(Figure record listings)
^^^^^^^^

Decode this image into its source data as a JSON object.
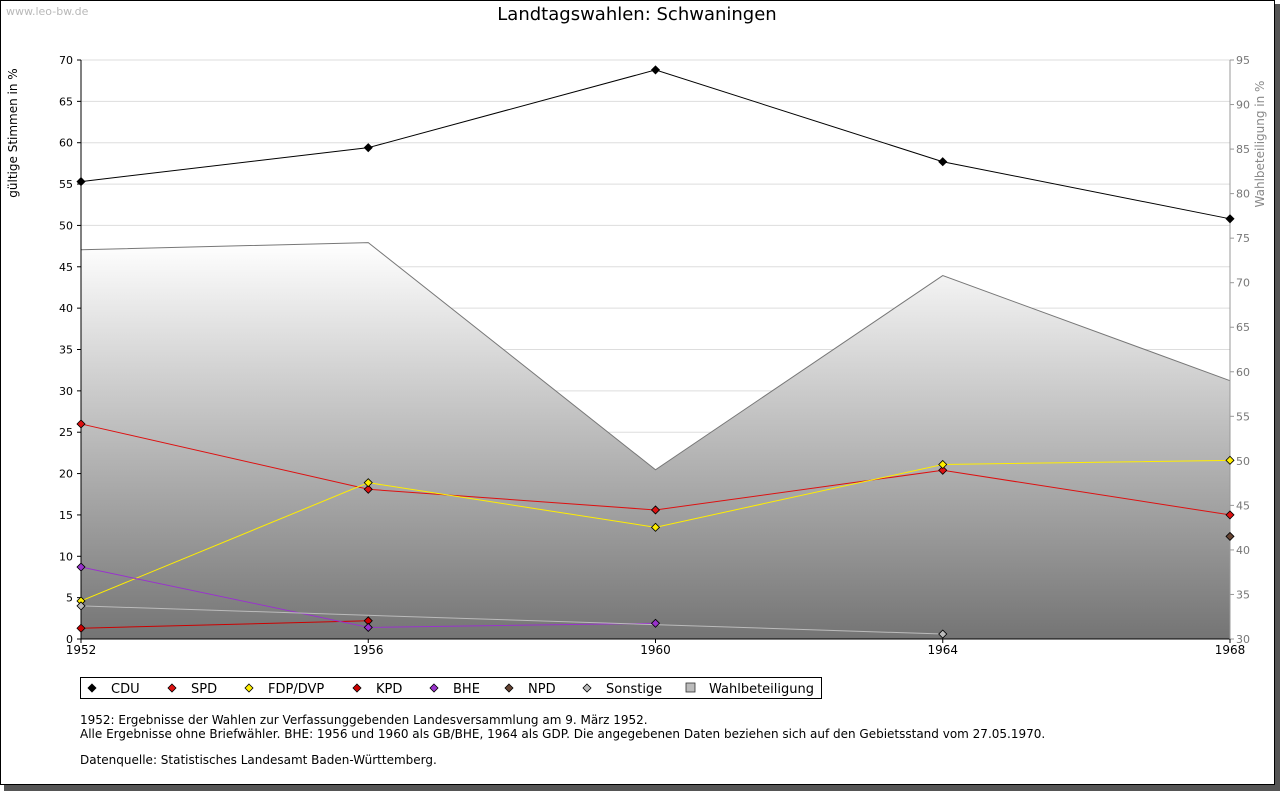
{
  "watermark": "www.leo-bw.de",
  "chart_data": {
    "type": "line",
    "title": "Landtagswahlen: Schwaningen",
    "ylabel": "gültige Stimmen in %",
    "y2label": "Wahlbeteiligung in %",
    "x": [
      "1952",
      "1956",
      "1960",
      "1964",
      "1968"
    ],
    "ylim": [
      0,
      70
    ],
    "yticks": [
      0,
      5,
      10,
      15,
      20,
      25,
      30,
      35,
      40,
      45,
      50,
      55,
      60,
      65,
      70
    ],
    "y2lim": [
      30,
      95
    ],
    "y2ticks": [
      30,
      35,
      40,
      45,
      50,
      55,
      60,
      65,
      70,
      75,
      80,
      85,
      90,
      95
    ],
    "grid": true,
    "legend_position": "bottom-left",
    "series": [
      {
        "name": "CDU",
        "color": "#000000",
        "values": [
          55.3,
          59.4,
          68.8,
          57.7,
          50.8
        ]
      },
      {
        "name": "SPD",
        "color": "#dd1111",
        "values": [
          26.0,
          18.1,
          15.6,
          20.4,
          15.0
        ]
      },
      {
        "name": "FDP/DVP",
        "color": "#ffee00",
        "values": [
          4.6,
          18.9,
          13.5,
          21.1,
          21.6
        ]
      },
      {
        "name": "KPD",
        "color": "#cc0000",
        "values": [
          1.3,
          2.2,
          null,
          null,
          null
        ]
      },
      {
        "name": "BHE",
        "color": "#9933cc",
        "values": [
          8.7,
          1.4,
          1.9,
          null,
          null
        ]
      },
      {
        "name": "NPD",
        "color": "#664433",
        "values": [
          null,
          null,
          null,
          null,
          12.4
        ]
      },
      {
        "name": "Sonstige",
        "color": "#bbbbbb",
        "values": [
          4.0,
          null,
          null,
          0.6,
          null
        ]
      },
      {
        "name": "Wahlbeteiligung",
        "color": "#aaaaaa",
        "axis": "right",
        "type": "area",
        "values": [
          73.7,
          74.5,
          49.0,
          70.8,
          59.0
        ]
      }
    ]
  },
  "notes": [
    "1952: Ergebnisse der Wahlen zur Verfassunggebenden Landesversammlung am 9. März 1952.",
    "Alle Ergebnisse ohne Briefwähler. BHE: 1956 und 1960 als GB/BHE, 1964 als GDP. Die angegebenen Daten beziehen sich auf den Gebietsstand vom 27.05.1970.",
    "Datenquelle: Statistisches Landesamt Baden-Württemberg."
  ]
}
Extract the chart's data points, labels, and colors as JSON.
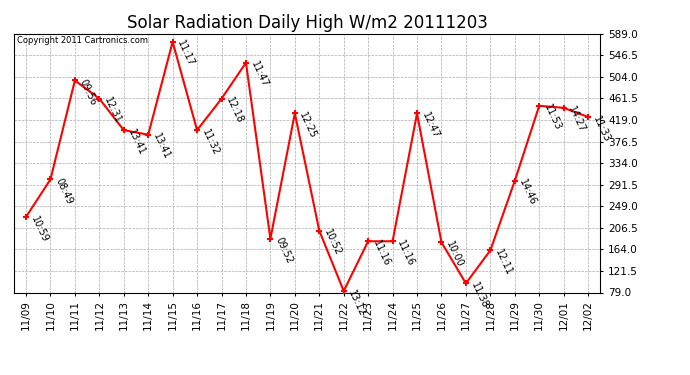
{
  "title": "Solar Radiation Daily High W/m2 20111203",
  "copyright": "Copyright 2011 Cartronics.com",
  "dates": [
    "11/09",
    "11/10",
    "11/11",
    "11/12",
    "11/13",
    "11/14",
    "11/15",
    "11/16",
    "11/17",
    "11/18",
    "11/19",
    "11/20",
    "11/21",
    "11/22",
    "11/23",
    "11/24",
    "11/25",
    "11/26",
    "11/27",
    "11/28",
    "11/29",
    "11/30",
    "12/01",
    "12/02"
  ],
  "values": [
    228,
    302,
    497,
    461,
    399,
    390,
    573,
    399,
    461,
    532,
    185,
    432,
    201,
    82,
    180,
    180,
    432,
    178,
    97,
    162,
    299,
    447,
    443,
    425
  ],
  "labels": [
    "10:59",
    "08:49",
    "09:56",
    "12:31",
    "13:41",
    "13:41",
    "11:17",
    "11:32",
    "12:18",
    "11:47",
    "09:52",
    "12:25",
    "10:52",
    "13:12",
    "11:16",
    "11:16",
    "12:47",
    "10:00",
    "11:38",
    "12:11",
    "14:46",
    "11:53",
    "14:27",
    "11:33"
  ],
  "ylim": [
    79.0,
    589.0
  ],
  "yticks": [
    79.0,
    121.5,
    164.0,
    206.5,
    249.0,
    291.5,
    334.0,
    376.5,
    419.0,
    461.5,
    504.0,
    546.5,
    589.0
  ],
  "line_color": "#ff0000",
  "marker_color": "#ff0000",
  "bg_color": "#ffffff",
  "grid_color": "#aaaaaa",
  "title_fontsize": 12,
  "label_fontsize": 7,
  "tick_fontsize": 7.5,
  "figwidth": 6.9,
  "figheight": 3.75,
  "dpi": 100
}
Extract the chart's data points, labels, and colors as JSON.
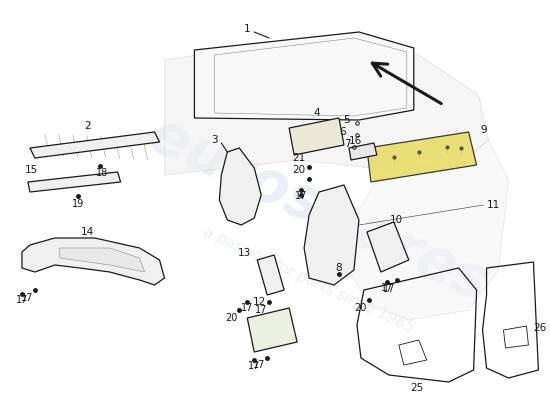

^^^^^^^^

→ Task to complete
Copy whichever lines in the listing above contain the word "Wahlbeteiligung".

→ Written answer
    "y2label": "Wahlbeteiligung in %",
        "name": "Wahlbeteiligung",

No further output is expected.